begin

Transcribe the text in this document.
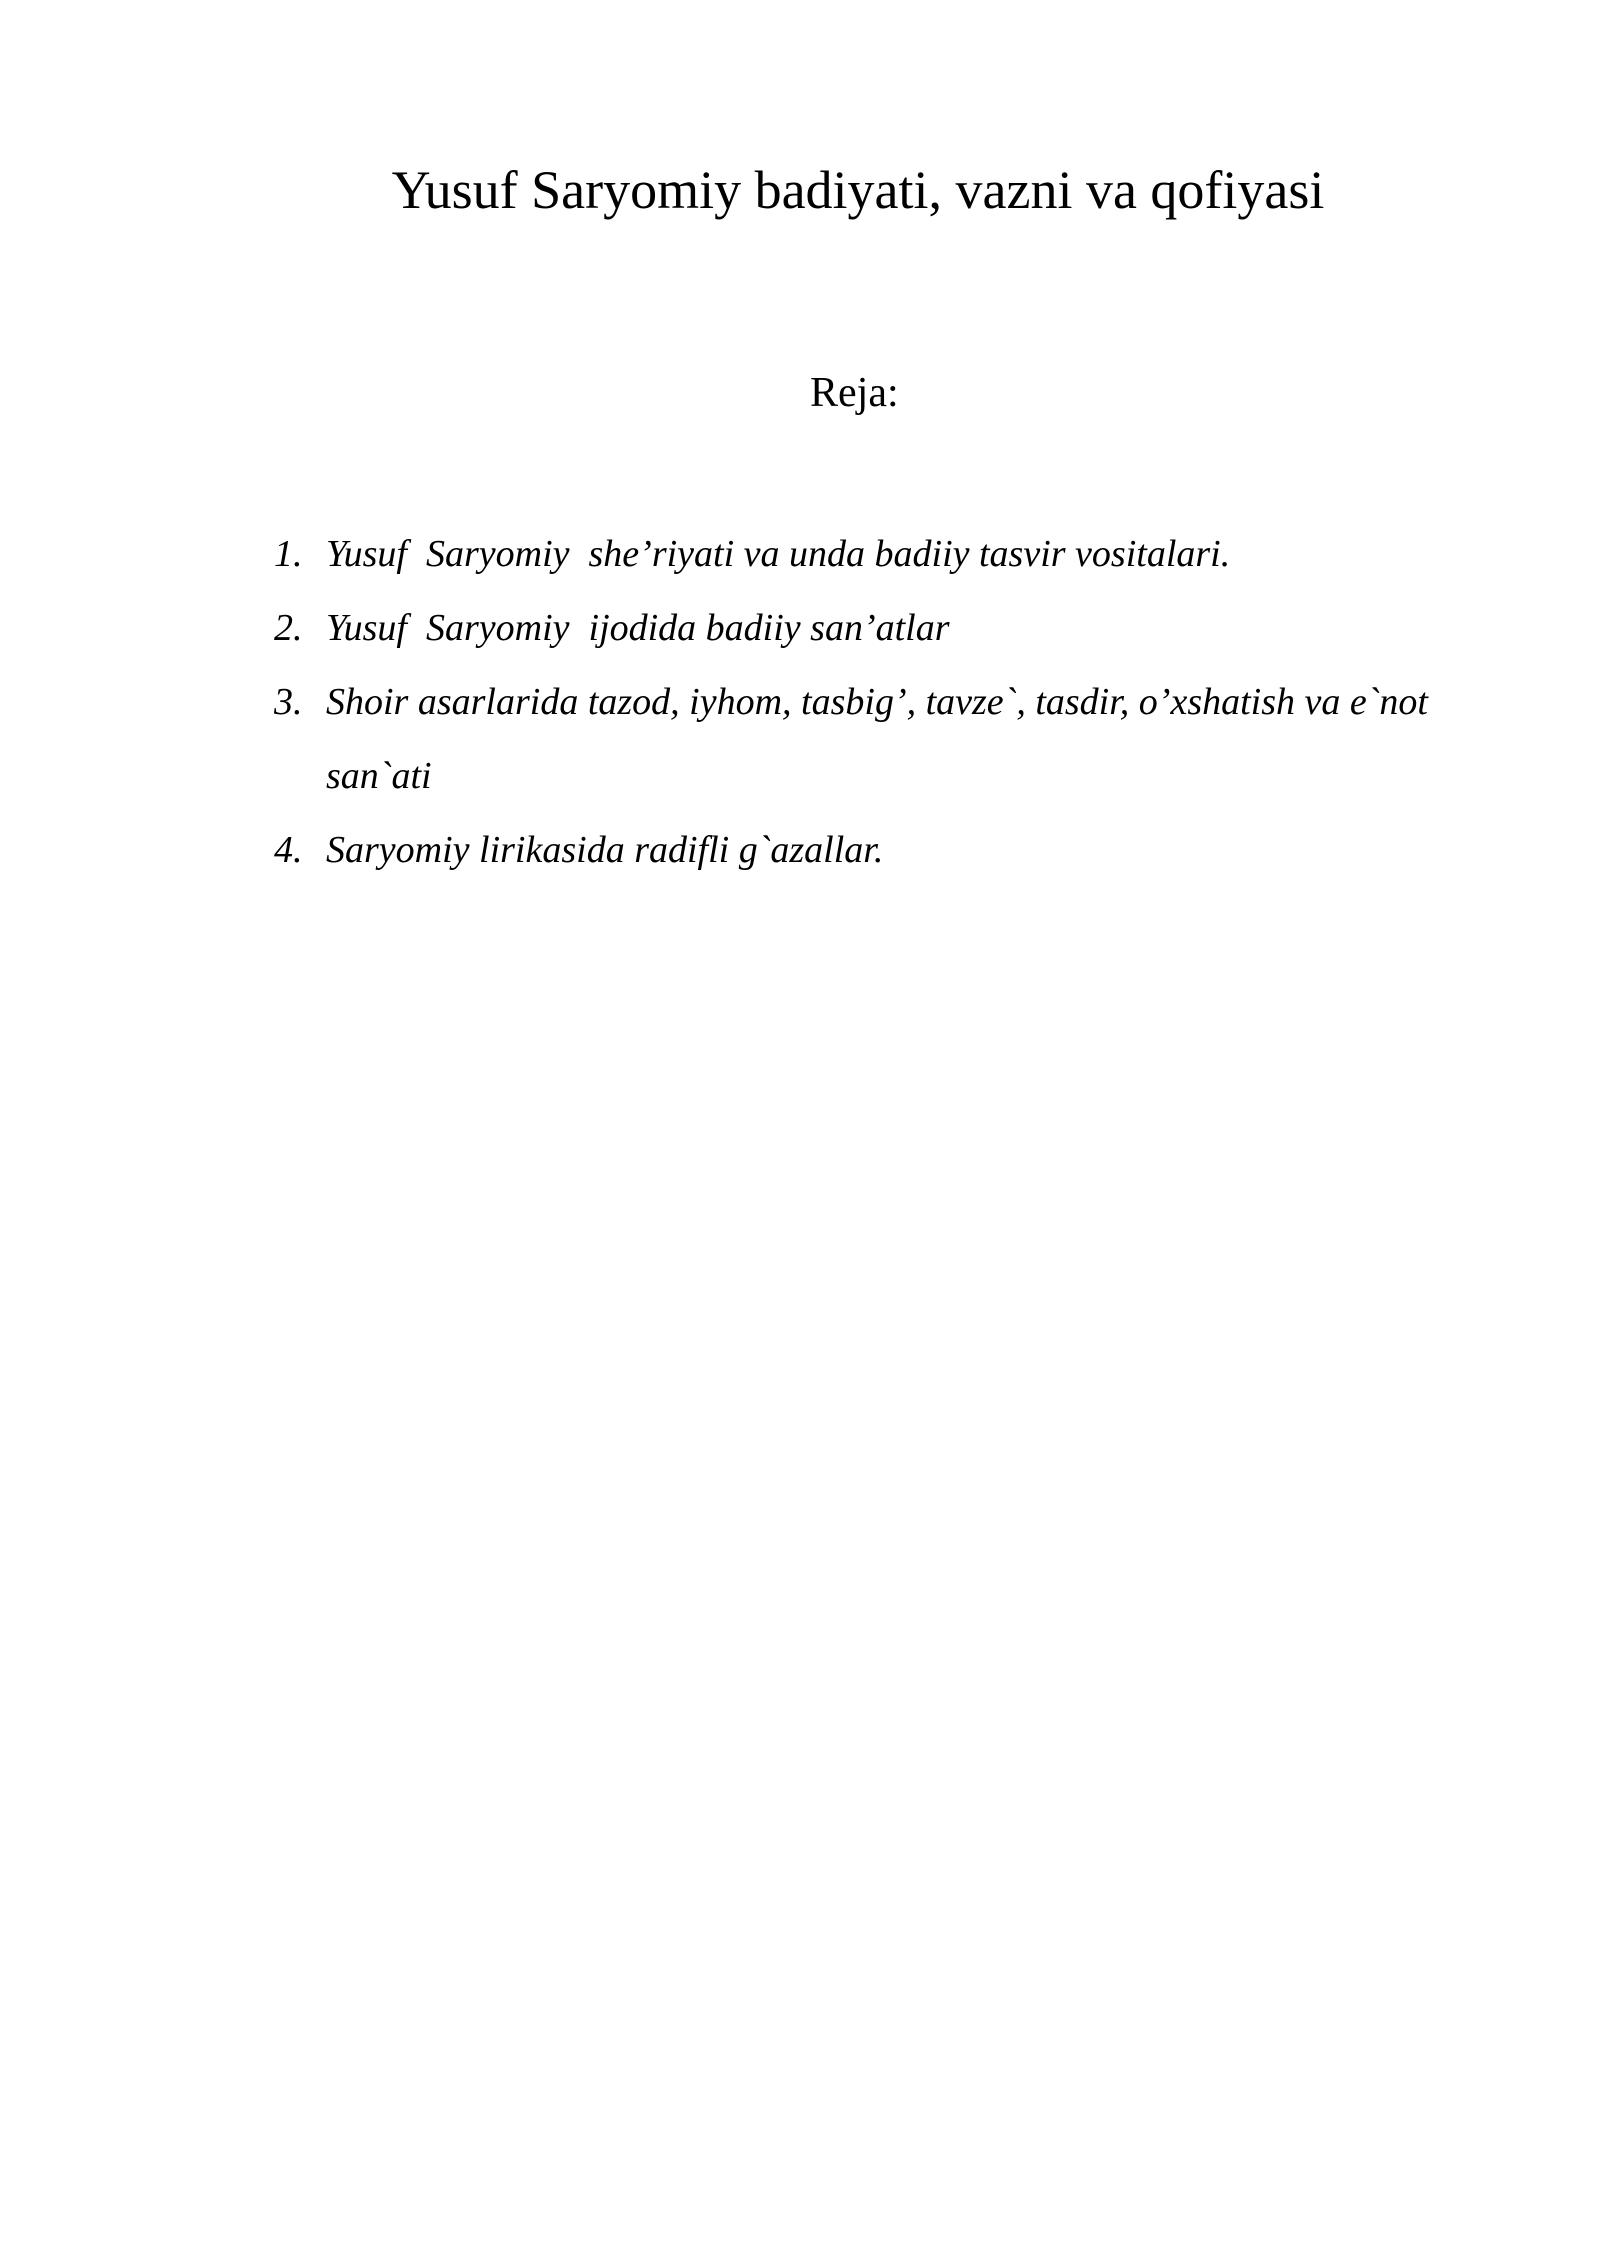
Yusuf Saryomiy badiyati, vazni va qofiyasi
Reja:
1. Yusuf  Saryomiy  she’riyati va unda badiiy tasvir vositalari.
2. Yusuf  Saryomiy  ijodida badiiy san’atlar
3. Shoir asarlarida tazod, iyhom, tasbig’, tavze`, tasdir, o’xshatish va e`not san`ati
4. Saryomiy lirikasida radifli g`azallar.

end

WORK REQUIRED:
Collect the lines that hold "Yusuf".

CORRECT RESULT:
Yusuf Saryomiy badiyati, vazni va qofiyasi
1. Yusuf  Saryomiy  she’riyati va unda badiiy tasvir vositalari.
2. Yusuf  Saryomiy  ijodida badiiy san’atlar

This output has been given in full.